'''

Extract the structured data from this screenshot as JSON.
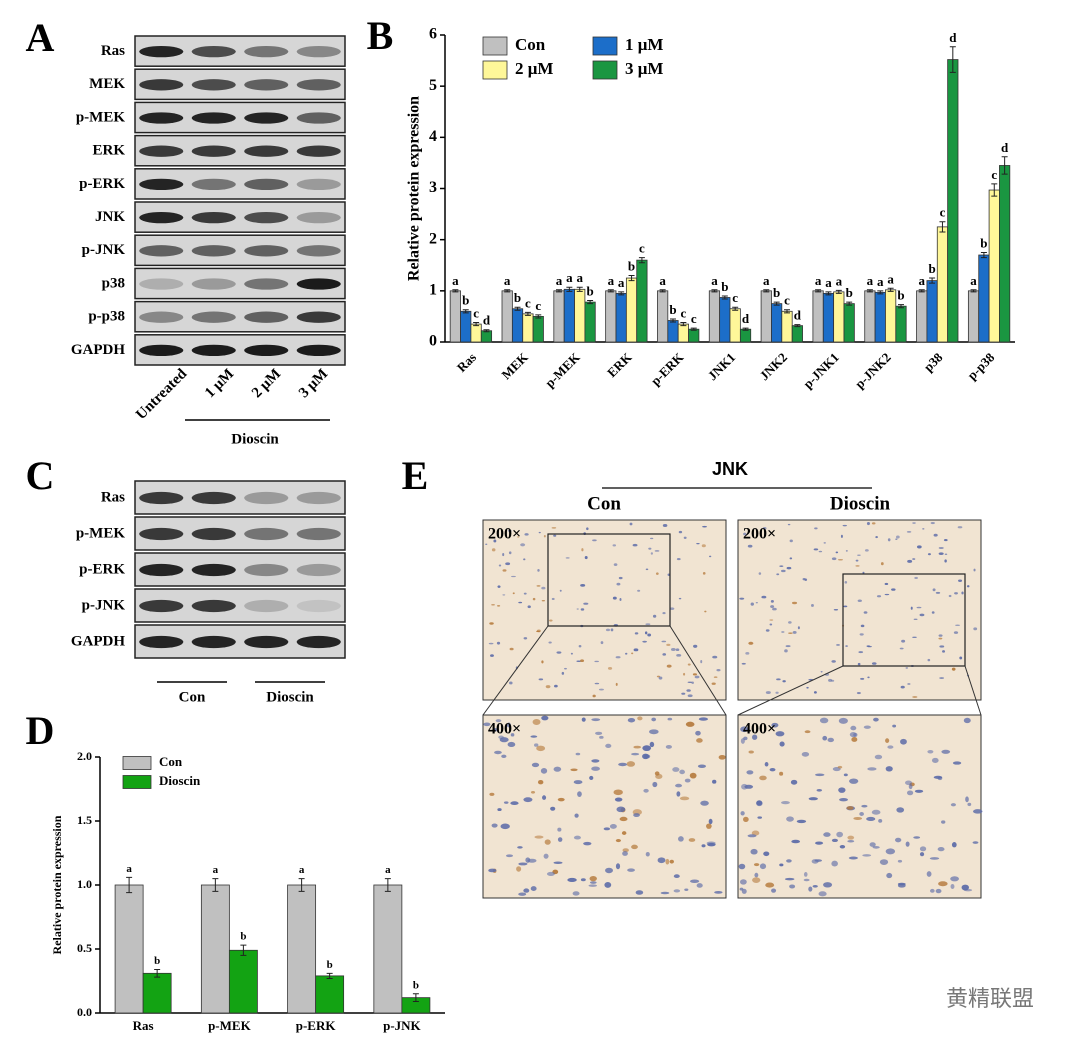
{
  "panel_labels": [
    "A",
    "B",
    "C",
    "D",
    "E"
  ],
  "blot_a": {
    "rows": [
      "Ras",
      "MEK",
      "p-MEK",
      "ERK",
      "p-ERK",
      "JNK",
      "p-JNK",
      "p38",
      "p-p38",
      "GAPDH"
    ],
    "lanes": [
      "Untreated",
      "1 μM",
      "2 μM",
      "3 μM"
    ],
    "group": "Dioscin"
  },
  "blot_c": {
    "rows": [
      "Ras",
      "p-MEK",
      "p-ERK",
      "p-JNK",
      "GAPDH"
    ],
    "groups": [
      "Con",
      "Dioscin"
    ]
  },
  "ihc": {
    "title": "JNK",
    "groups": [
      "Con",
      "Dioscin"
    ],
    "magnifications": [
      "200×",
      "400×"
    ]
  },
  "watermark": "黄精联盟",
  "chart_data": [
    {
      "type": "bar",
      "y_label": "Relative protein expression",
      "categories": [
        "Ras",
        "MEK",
        "p-MEK",
        "ERK",
        "p-ERK",
        "JNK1",
        "JNK2",
        "p-JNK1",
        "p-JNK2",
        "p38",
        "p-p38"
      ],
      "series": [
        {
          "name": "Con",
          "color": "#c0c0c0",
          "values": [
            1,
            1,
            1,
            1,
            1,
            1,
            1,
            1,
            1,
            1,
            1
          ],
          "errors": [
            0.02,
            0.02,
            0.02,
            0.02,
            0.02,
            0.02,
            0.02,
            0.02,
            0.02,
            0.02,
            0.02
          ],
          "letters": [
            "a",
            "a",
            "a",
            "a",
            "a",
            "a",
            "a",
            "a",
            "a",
            "a",
            "a"
          ]
        },
        {
          "name": "1 μM",
          "color": "#1c6ec9",
          "values": [
            0.6,
            0.65,
            1.03,
            0.95,
            0.42,
            0.87,
            0.75,
            0.95,
            0.97,
            1.2,
            1.7
          ],
          "errors": [
            0.03,
            0.03,
            0.04,
            0.03,
            0.03,
            0.03,
            0.03,
            0.03,
            0.03,
            0.05,
            0.05
          ],
          "letters": [
            "b",
            "b",
            "a",
            "a",
            "b",
            "b",
            "b",
            "a",
            "a",
            "b",
            "b"
          ]
        },
        {
          "name": "2 μM",
          "color": "#fff799",
          "values": [
            0.35,
            0.55,
            1.03,
            1.25,
            0.35,
            0.65,
            0.6,
            0.98,
            1.02,
            2.25,
            2.97
          ],
          "errors": [
            0.03,
            0.03,
            0.04,
            0.05,
            0.03,
            0.03,
            0.03,
            0.03,
            0.03,
            0.1,
            0.12
          ],
          "letters": [
            "c",
            "c",
            "a",
            "b",
            "c",
            "c",
            "c",
            "a",
            "a",
            "c",
            "c"
          ]
        },
        {
          "name": "3 μM",
          "color": "#1a9641",
          "values": [
            0.22,
            0.5,
            0.78,
            1.6,
            0.25,
            0.25,
            0.32,
            0.75,
            0.7,
            5.52,
            3.45
          ],
          "errors": [
            0.02,
            0.03,
            0.03,
            0.05,
            0.02,
            0.02,
            0.02,
            0.03,
            0.03,
            0.25,
            0.17
          ],
          "letters": [
            "d",
            "c",
            "b",
            "c",
            "c",
            "d",
            "d",
            "b",
            "b",
            "d",
            "d"
          ]
        }
      ],
      "ylim": [
        0,
        6
      ],
      "yticks": [
        0,
        1,
        2,
        3,
        4,
        5,
        6
      ]
    },
    {
      "type": "bar",
      "y_label": "Relative protein expression",
      "categories": [
        "Ras",
        "p-MEK",
        "p-ERK",
        "p-JNK"
      ],
      "series": [
        {
          "name": "Con",
          "color": "#c0c0c0",
          "values": [
            1,
            1,
            1,
            1
          ],
          "errors": [
            0.06,
            0.05,
            0.05,
            0.05
          ],
          "letters": [
            "a",
            "a",
            "a",
            "a"
          ]
        },
        {
          "name": "Dioscin",
          "color": "#13a313",
          "values": [
            0.31,
            0.49,
            0.29,
            0.12
          ],
          "errors": [
            0.03,
            0.04,
            0.02,
            0.03
          ],
          "letters": [
            "b",
            "b",
            "b",
            "b"
          ]
        }
      ],
      "ylim": [
        0,
        2
      ],
      "yticks": [
        {
          "value": 0,
          "label": "0.0"
        },
        0.5,
        {
          "value": 1,
          "label": "1.0"
        },
        1.5,
        {
          "value": 2,
          "label": "2.0"
        }
      ]
    }
  ]
}
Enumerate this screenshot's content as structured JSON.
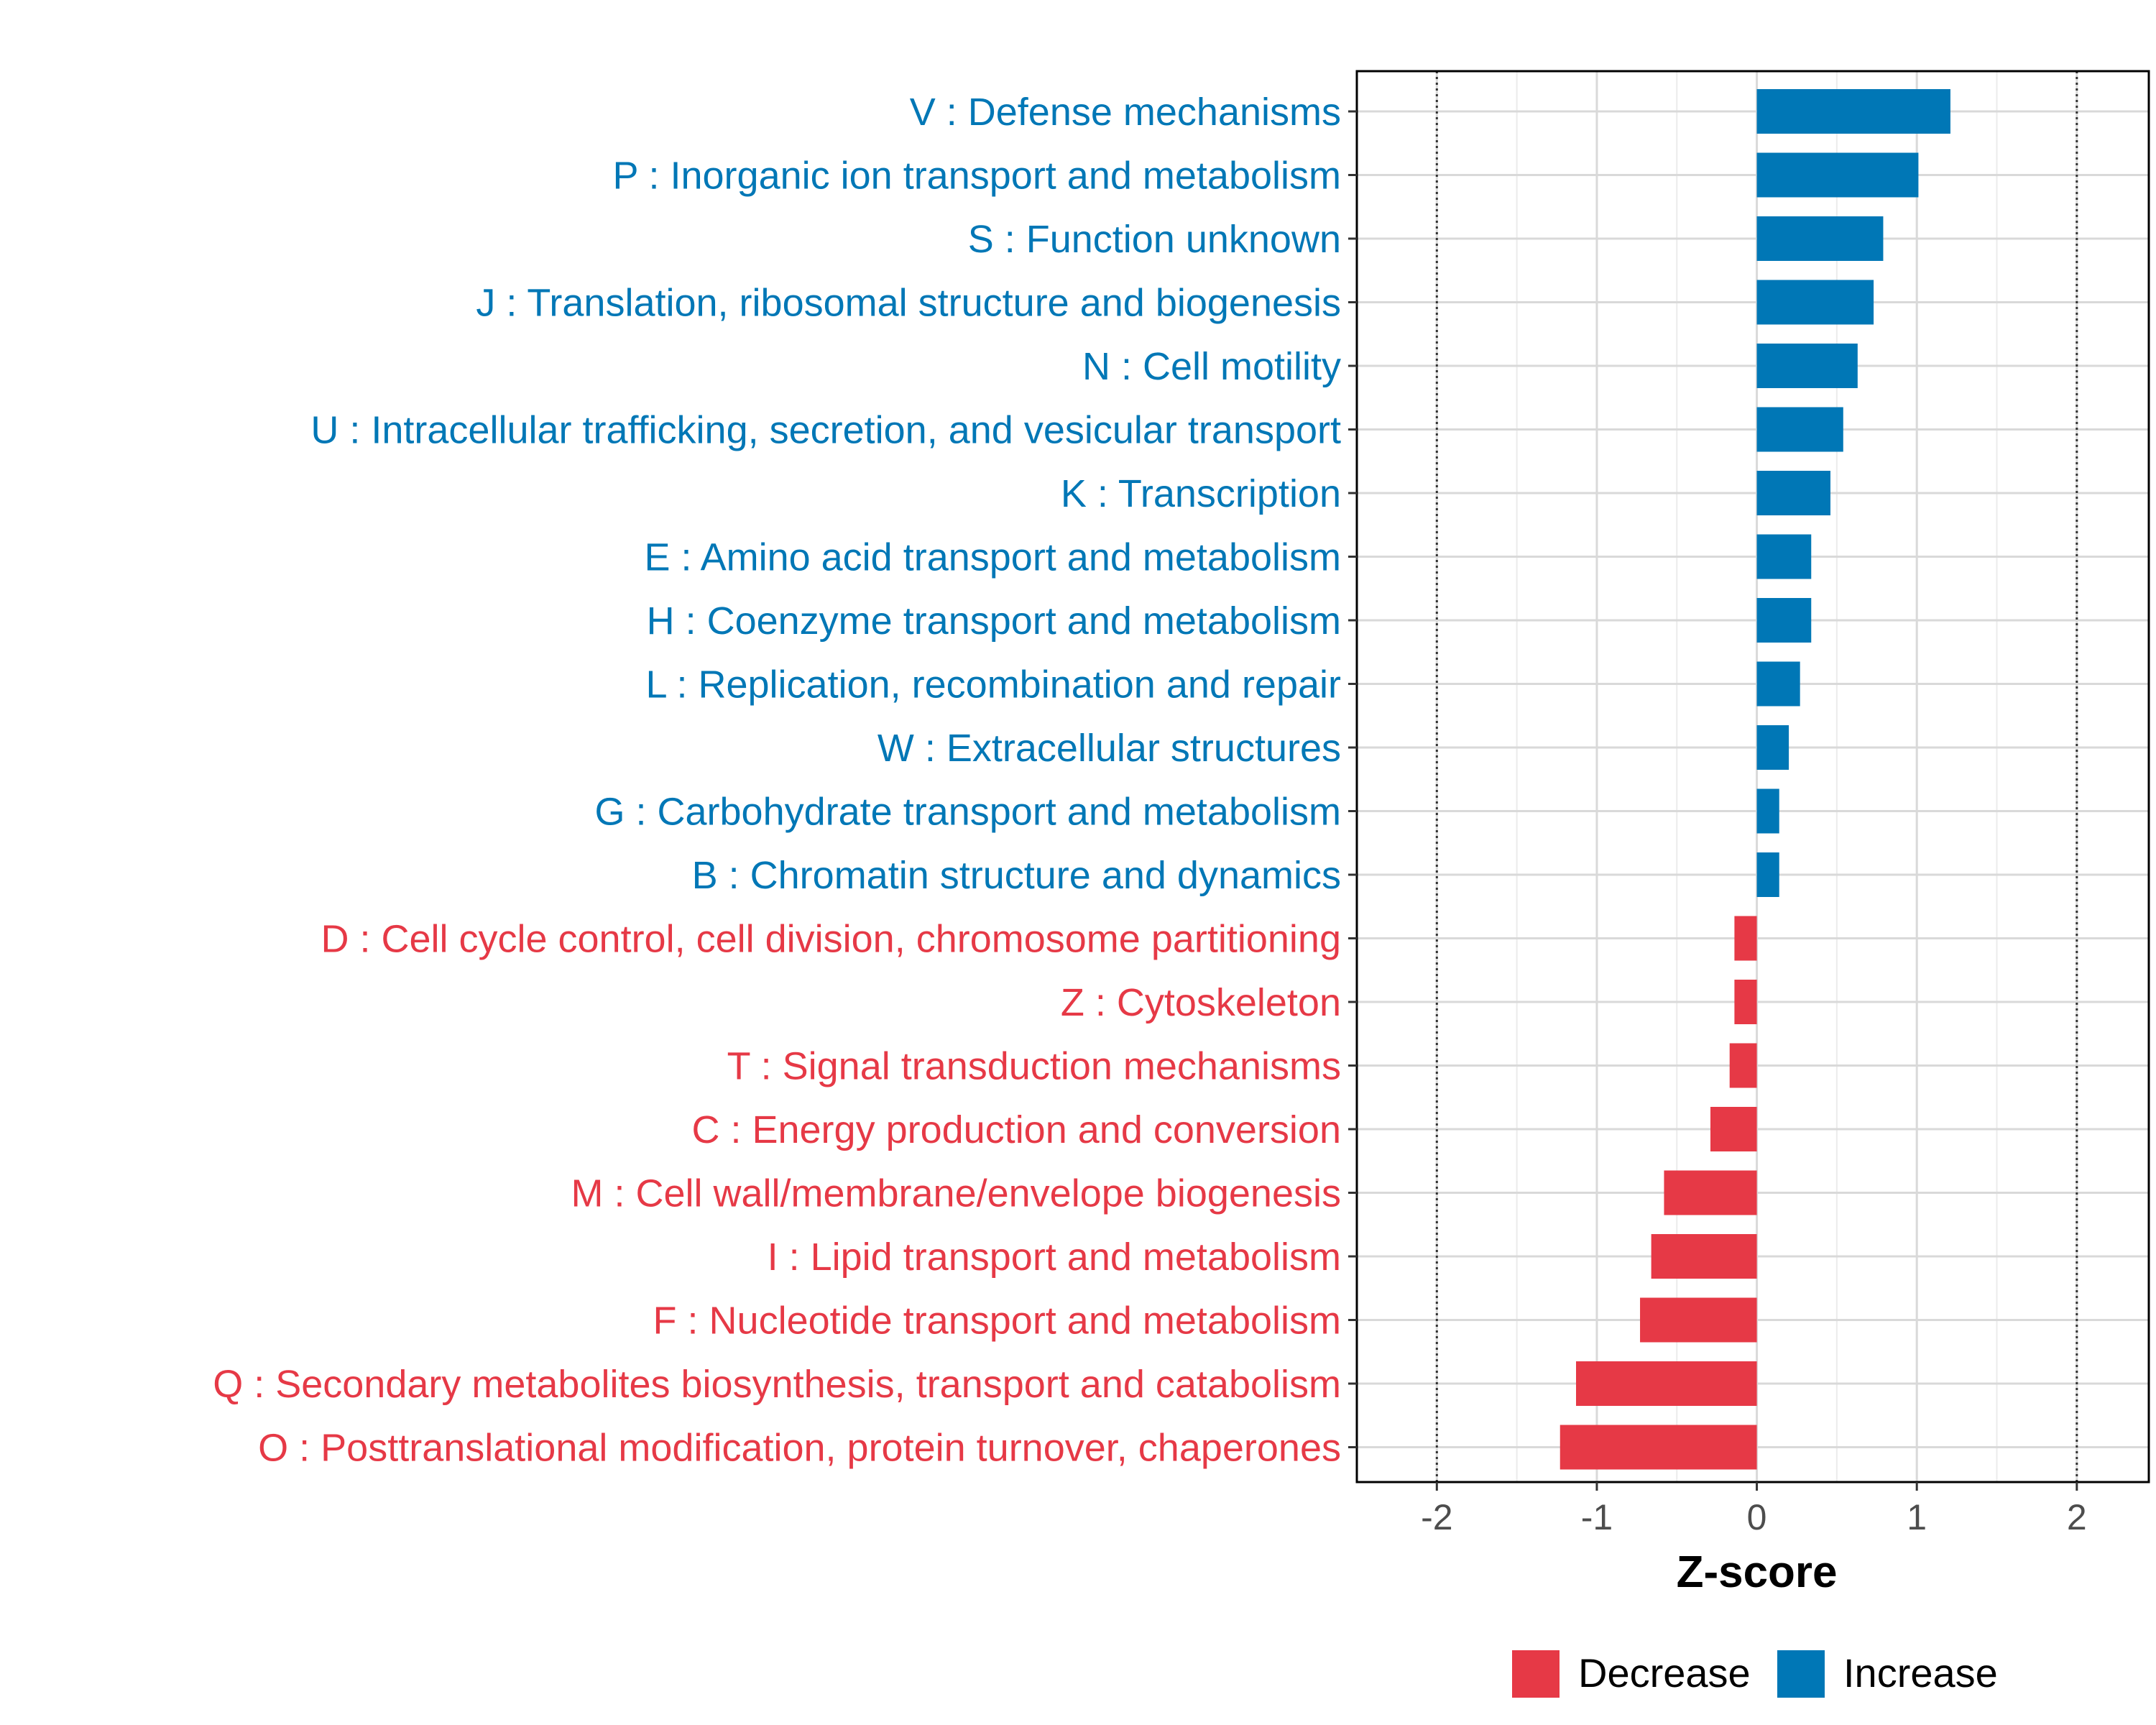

'''

Task item - Make a copy of each line in the records above that has the word "this".

Response area -
Extract the structured data from this screenshot as JSON.
Enumerate this screenshot's content as structured JSON.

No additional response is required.